_What you will do:_ Below is the data. Give it again, complete and exact.

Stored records
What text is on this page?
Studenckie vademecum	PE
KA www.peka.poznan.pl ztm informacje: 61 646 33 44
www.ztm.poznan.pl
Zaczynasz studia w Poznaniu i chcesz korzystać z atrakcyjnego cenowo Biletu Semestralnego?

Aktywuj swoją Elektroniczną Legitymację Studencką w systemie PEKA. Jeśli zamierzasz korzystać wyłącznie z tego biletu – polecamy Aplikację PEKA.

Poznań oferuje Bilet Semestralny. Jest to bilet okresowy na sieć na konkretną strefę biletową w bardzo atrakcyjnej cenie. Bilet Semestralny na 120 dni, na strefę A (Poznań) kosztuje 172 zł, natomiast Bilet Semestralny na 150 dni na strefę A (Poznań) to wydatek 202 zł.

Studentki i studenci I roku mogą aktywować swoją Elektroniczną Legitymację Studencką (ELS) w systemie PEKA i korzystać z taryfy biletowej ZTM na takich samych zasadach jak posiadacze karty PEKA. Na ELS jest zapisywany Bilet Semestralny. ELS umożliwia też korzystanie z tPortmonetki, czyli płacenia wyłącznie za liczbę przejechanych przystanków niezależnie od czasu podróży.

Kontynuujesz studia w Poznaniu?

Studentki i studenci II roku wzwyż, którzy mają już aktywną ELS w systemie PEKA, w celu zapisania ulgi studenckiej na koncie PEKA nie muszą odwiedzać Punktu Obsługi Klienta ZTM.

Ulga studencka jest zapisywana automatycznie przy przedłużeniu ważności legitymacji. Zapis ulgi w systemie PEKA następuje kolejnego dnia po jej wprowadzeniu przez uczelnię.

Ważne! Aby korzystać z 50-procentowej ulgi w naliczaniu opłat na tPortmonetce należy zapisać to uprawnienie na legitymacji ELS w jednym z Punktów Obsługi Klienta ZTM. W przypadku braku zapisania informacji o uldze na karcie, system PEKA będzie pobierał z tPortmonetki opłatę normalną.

_Solution for this task:_
What text is on this page?
Studenckie vademecum	PE
KA www.peka.poznan.pl ztm informacje: 61 646 33 44
www.ztm.poznan.pl
Zaczynasz studia w Poznaniu i chcesz korzystać z atrakcyjnego cenowo Biletu Semestralnego?

Aktywuj swoją Elektroniczną Legitymację Studencką w systemie PEKA. Jeśli zamierzasz korzystać wyłącznie z tego biletu – polecamy Aplikację PEKA.

Poznań oferuje Bilet Semestralny. Jest to bilet okresowy na sieć na konkretną strefę biletową w bardzo atrakcyjnej cenie. Bilet Semestralny na 120 dni, na strefę A (Poznań) kosztuje 172 zł, natomiast Bilet Semestralny na 150 dni na strefę A (Poznań) to wydatek 202 zł.

Studentki i studenci I roku mogą aktywować swoją Elektroniczną Legitymację Studencką (ELS) w systemie PEKA i korzystać z taryfy biletowej ZTM na takich samych zasadach jak posiadacze karty PEKA. Na ELS jest zapisywany Bilet Semestralny. ELS umożliwia też korzystanie z tPortmonetki, czyli płacenia wyłącznie za liczbę przejechanych przystanków niezależnie od czasu podróży.

Kontynuujesz studia w Poznaniu?

Studentki i studenci II roku wzwyż, którzy mają już aktywną ELS w systemie PEKA, w celu zapisania ulgi studenckiej na koncie PEKA nie muszą odwiedzać Punktu Obsługi Klienta ZTM.

Ulga studencka jest zapisywana automatycznie przy przedłużeniu ważności legitymacji. Zapis ulgi w systemie PEKA następuje kolejnego dnia po jej wprowadzeniu przez uczelnię.

Ważne! Aby korzystać z 50-procentowej ulgi w naliczaniu opłat na tPortmonetce należy zapisać to uprawnienie na legitymacji ELS w jednym z Punktów Obsługi Klienta ZTM. W przypadku braku zapisania informacji o uldze na karcie, system PEKA będzie pobierał z tPortmonetki opłatę normalną.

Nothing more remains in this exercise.